### WHAT YOU ARE ASKED TO DO
Check every line below for the word "Pesticide" and copy the ones that have it.

### ENTRIES SHOWN
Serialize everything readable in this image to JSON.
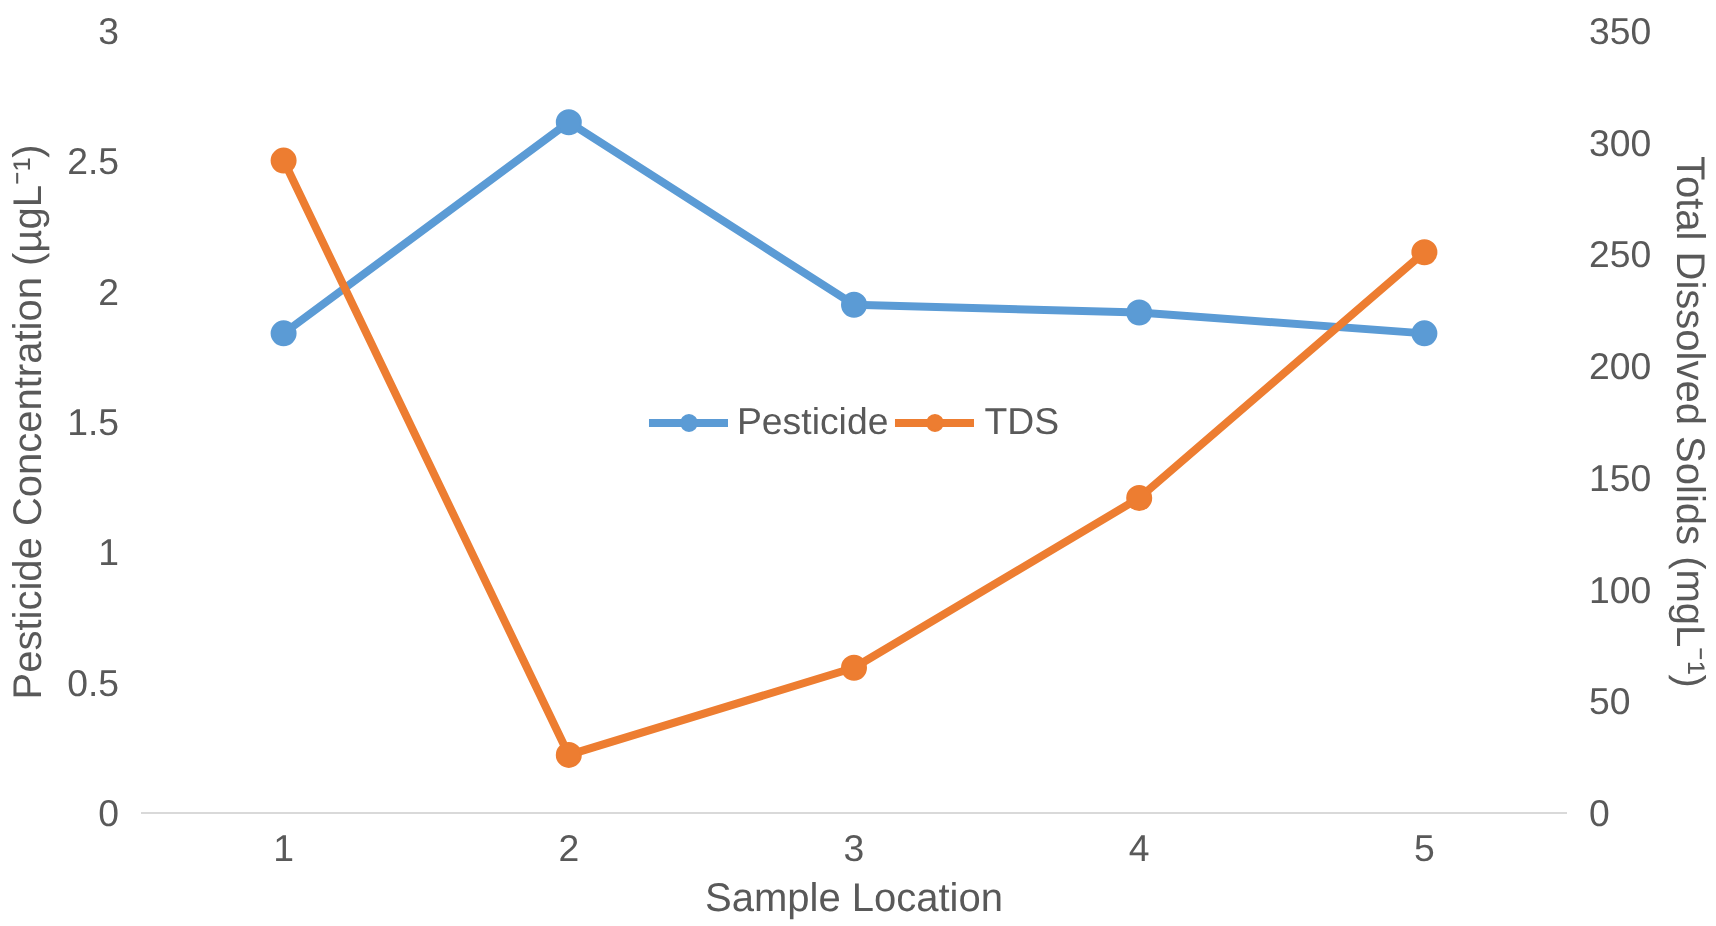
{
  "chart_data": {
    "type": "line",
    "xlabel": "Sample Location",
    "ylabel": "Pesticide Concentration (µgL⁻¹)",
    "y2label": "Total Dissolved Solids (mgL⁻¹)",
    "categories": [
      "1",
      "2",
      "3",
      "4",
      "5"
    ],
    "series": [
      {
        "name": "Pesticide",
        "color": "#5b9bd5",
        "values": [
          1.84,
          2.65,
          1.95,
          1.92,
          1.84
        ]
      },
      {
        "name": "TDS",
        "color": "#ed7d31",
        "axis": "y2",
        "values": [
          292,
          26,
          65,
          141,
          251
        ]
      }
    ],
    "ylim": [
      0,
      3
    ],
    "yticks": [
      0,
      0.5,
      1,
      1.5,
      2,
      2.5,
      3
    ],
    "y2lim": [
      0,
      350
    ],
    "y2ticks": [
      0,
      50,
      100,
      150,
      200,
      250,
      300,
      350
    ],
    "grid": false,
    "legend": "center",
    "marker": "circle"
  }
}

### RESULT FOR THIS EXERCISE
    "ylabel": "Pesticide Concentration (µgL⁻¹)",
        "name": "Pesticide",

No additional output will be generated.